» **REQUIRED TASK**:
Each line of the data that includes the string "strony" is to be copied out.

[Extracted data entries]

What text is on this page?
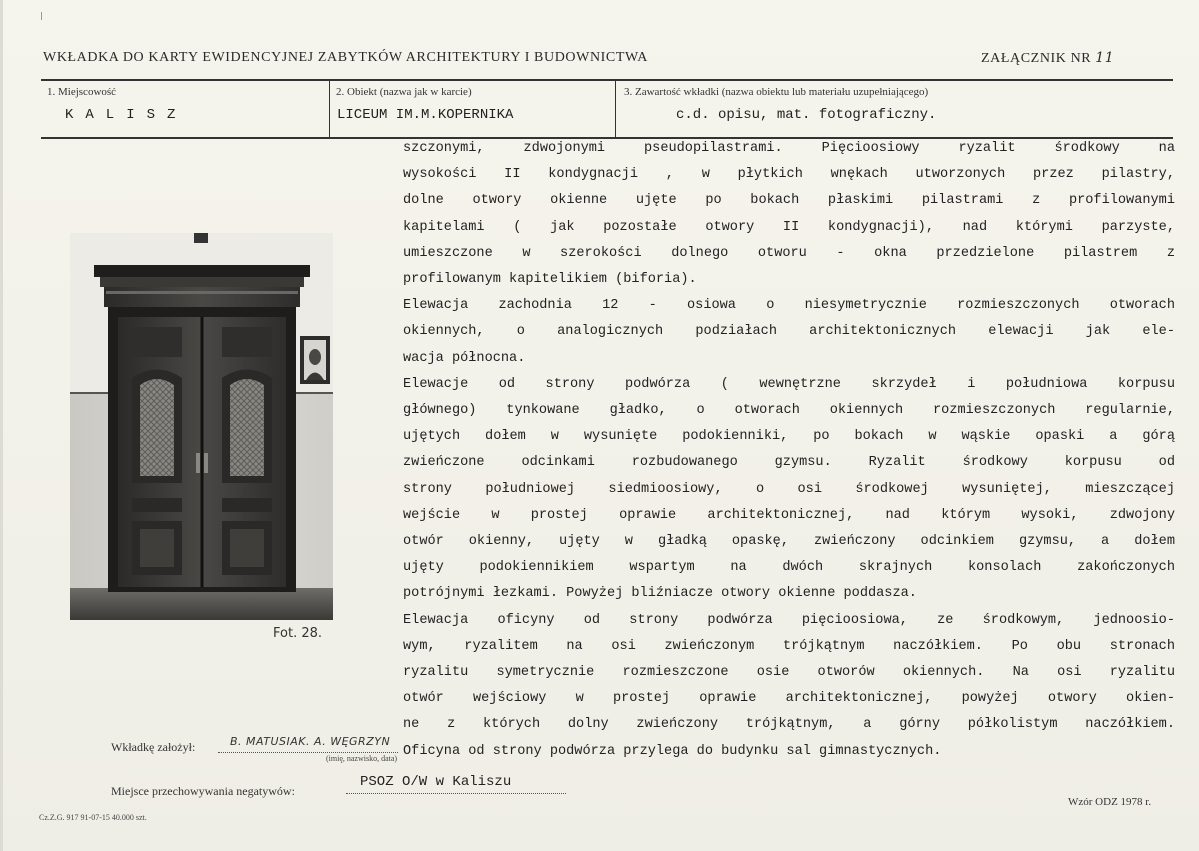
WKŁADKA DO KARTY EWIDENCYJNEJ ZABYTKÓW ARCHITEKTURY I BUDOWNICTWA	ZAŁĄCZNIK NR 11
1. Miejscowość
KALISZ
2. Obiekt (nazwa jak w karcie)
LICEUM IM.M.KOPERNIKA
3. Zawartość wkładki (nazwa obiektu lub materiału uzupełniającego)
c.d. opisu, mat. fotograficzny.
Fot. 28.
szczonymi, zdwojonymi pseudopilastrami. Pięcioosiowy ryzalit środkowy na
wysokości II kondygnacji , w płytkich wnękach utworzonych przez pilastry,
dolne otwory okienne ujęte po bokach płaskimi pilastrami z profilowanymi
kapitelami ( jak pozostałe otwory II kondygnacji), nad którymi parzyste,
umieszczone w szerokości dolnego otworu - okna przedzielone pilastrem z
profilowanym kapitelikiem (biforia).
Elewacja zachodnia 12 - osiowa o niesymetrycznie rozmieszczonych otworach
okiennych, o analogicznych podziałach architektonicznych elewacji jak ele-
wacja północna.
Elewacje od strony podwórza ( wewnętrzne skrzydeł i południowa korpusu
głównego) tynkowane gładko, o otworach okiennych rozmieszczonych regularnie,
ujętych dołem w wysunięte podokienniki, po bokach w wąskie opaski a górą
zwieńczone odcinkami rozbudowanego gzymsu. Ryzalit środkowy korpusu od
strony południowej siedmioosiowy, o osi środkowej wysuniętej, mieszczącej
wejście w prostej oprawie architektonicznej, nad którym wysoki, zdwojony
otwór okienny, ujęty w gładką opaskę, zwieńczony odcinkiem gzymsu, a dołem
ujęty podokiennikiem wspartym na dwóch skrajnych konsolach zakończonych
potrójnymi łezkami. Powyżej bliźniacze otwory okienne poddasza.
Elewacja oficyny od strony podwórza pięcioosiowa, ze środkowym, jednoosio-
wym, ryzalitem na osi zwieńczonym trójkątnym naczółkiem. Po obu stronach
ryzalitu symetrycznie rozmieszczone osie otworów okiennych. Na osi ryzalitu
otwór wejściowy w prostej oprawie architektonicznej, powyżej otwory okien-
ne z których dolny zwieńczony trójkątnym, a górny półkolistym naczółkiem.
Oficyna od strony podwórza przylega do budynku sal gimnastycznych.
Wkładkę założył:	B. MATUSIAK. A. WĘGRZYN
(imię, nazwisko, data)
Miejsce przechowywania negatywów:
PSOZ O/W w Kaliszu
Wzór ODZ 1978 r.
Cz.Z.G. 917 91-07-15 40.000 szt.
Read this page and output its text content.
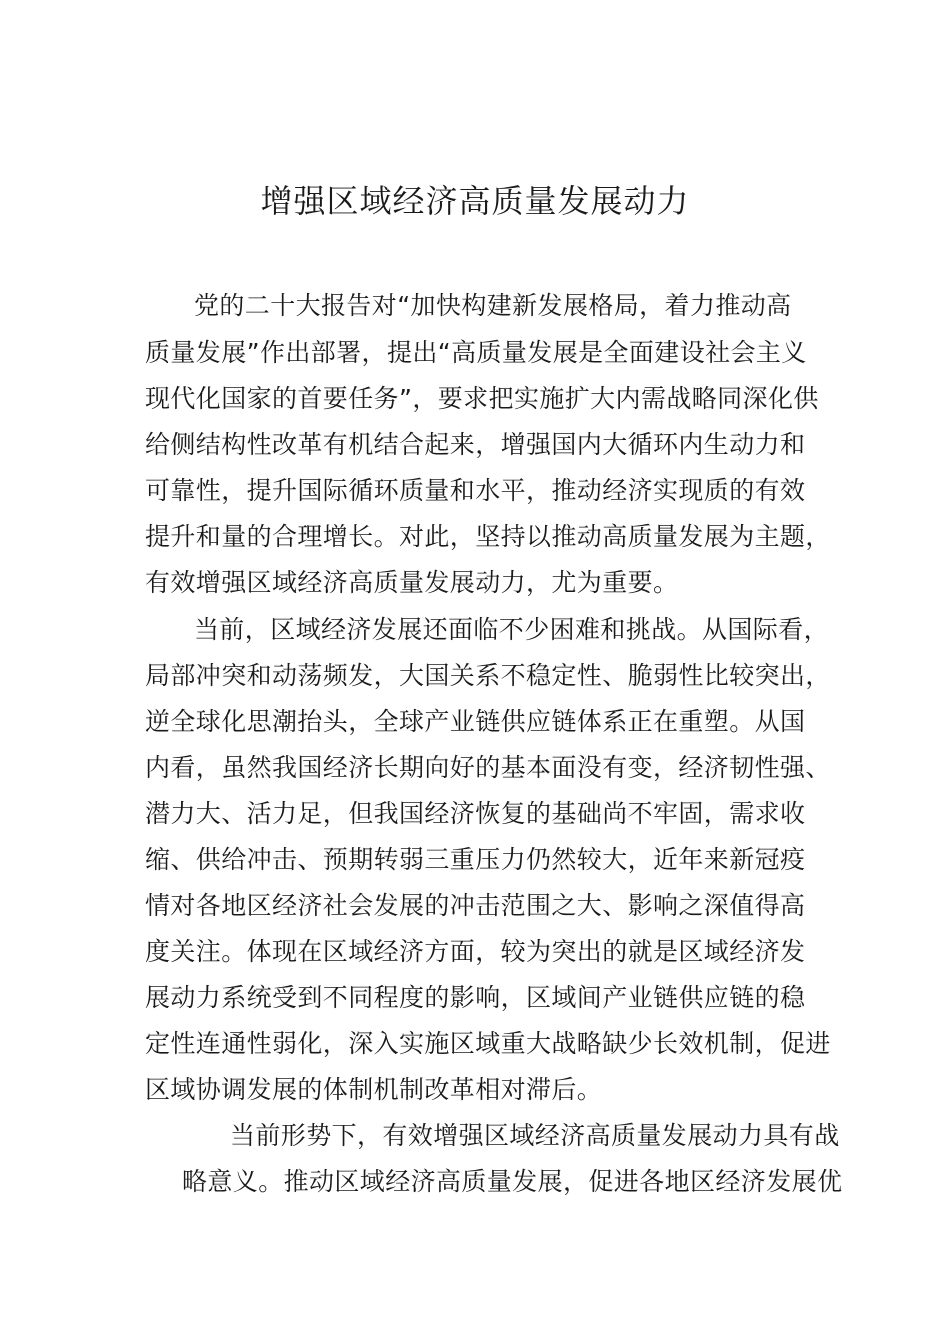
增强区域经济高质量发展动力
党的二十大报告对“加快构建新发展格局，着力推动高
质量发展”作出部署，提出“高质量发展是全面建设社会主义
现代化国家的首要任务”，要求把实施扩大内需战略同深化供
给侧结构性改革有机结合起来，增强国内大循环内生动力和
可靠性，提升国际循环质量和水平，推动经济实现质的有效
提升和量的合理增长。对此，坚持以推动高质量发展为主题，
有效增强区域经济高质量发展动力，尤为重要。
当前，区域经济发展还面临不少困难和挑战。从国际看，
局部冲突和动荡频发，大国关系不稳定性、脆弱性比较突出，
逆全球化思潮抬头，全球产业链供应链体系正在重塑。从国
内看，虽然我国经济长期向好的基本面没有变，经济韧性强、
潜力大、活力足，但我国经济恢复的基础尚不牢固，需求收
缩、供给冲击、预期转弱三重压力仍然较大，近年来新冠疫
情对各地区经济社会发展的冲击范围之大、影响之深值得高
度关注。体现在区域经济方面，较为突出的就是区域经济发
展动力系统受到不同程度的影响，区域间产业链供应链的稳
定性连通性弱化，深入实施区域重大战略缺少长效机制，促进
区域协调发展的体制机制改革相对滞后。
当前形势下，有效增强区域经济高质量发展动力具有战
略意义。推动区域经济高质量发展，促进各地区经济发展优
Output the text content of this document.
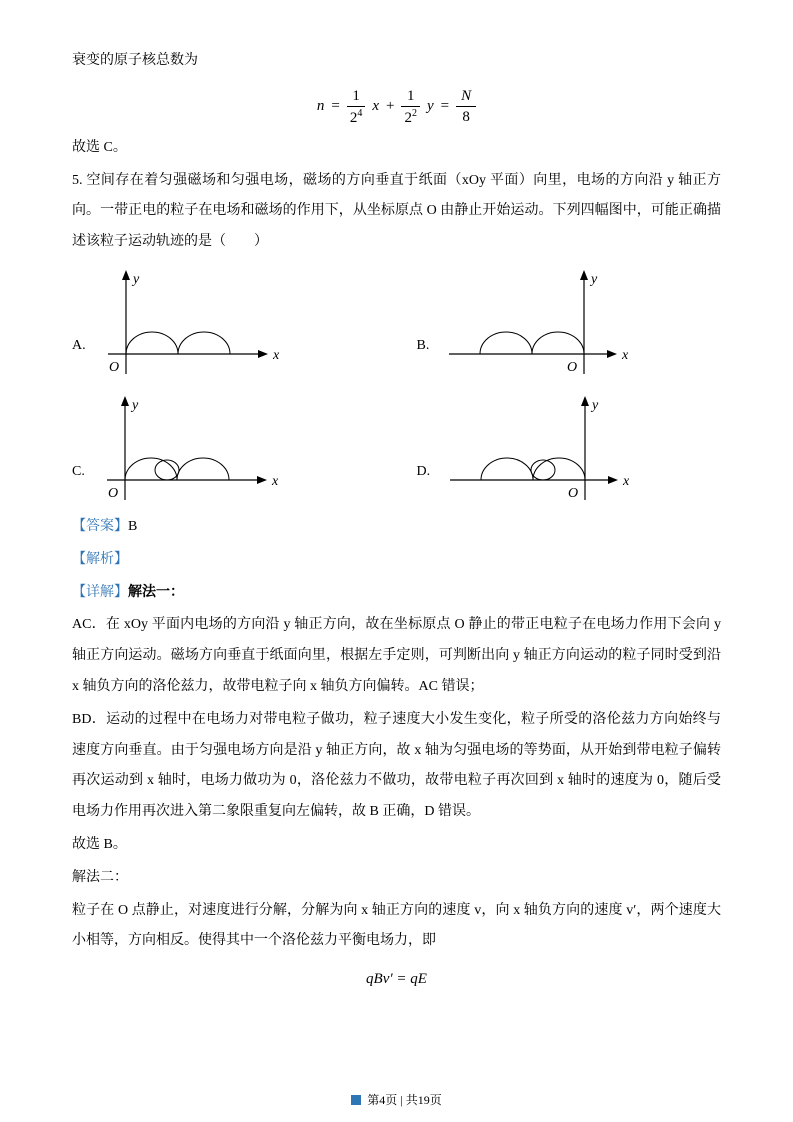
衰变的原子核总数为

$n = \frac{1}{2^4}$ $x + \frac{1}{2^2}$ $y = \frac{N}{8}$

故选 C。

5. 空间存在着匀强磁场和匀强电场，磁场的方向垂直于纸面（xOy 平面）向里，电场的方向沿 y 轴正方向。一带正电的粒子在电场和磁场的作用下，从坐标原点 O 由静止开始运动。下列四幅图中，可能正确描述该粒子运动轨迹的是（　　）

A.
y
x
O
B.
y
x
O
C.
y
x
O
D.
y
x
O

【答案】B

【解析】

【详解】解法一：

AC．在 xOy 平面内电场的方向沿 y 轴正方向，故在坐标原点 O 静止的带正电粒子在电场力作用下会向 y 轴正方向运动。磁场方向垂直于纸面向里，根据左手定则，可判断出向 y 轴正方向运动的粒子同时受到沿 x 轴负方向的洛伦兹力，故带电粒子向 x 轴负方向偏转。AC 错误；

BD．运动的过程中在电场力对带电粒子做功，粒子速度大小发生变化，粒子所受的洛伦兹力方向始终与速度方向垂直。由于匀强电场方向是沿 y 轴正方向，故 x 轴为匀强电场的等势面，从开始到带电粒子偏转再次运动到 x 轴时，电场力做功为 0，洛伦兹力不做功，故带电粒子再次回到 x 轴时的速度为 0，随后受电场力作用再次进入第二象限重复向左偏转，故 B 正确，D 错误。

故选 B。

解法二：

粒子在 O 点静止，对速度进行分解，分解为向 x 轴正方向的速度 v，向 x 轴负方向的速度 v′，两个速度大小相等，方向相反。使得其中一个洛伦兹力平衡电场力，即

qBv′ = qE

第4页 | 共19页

» **TASK RESULT**:
Elewacje od strony podwórza ( wewnętrzne skrzydeł i południowa korpusu
strony południowej siedmioosiowy, o osi środkowej wysuniętej, mieszczącej
Elewacja oficyny od strony podwórza pięcioosiowa, ze środkowym, jednoosio-
Oficyna od strony podwórza przylega do budynku sal gimnastycznych.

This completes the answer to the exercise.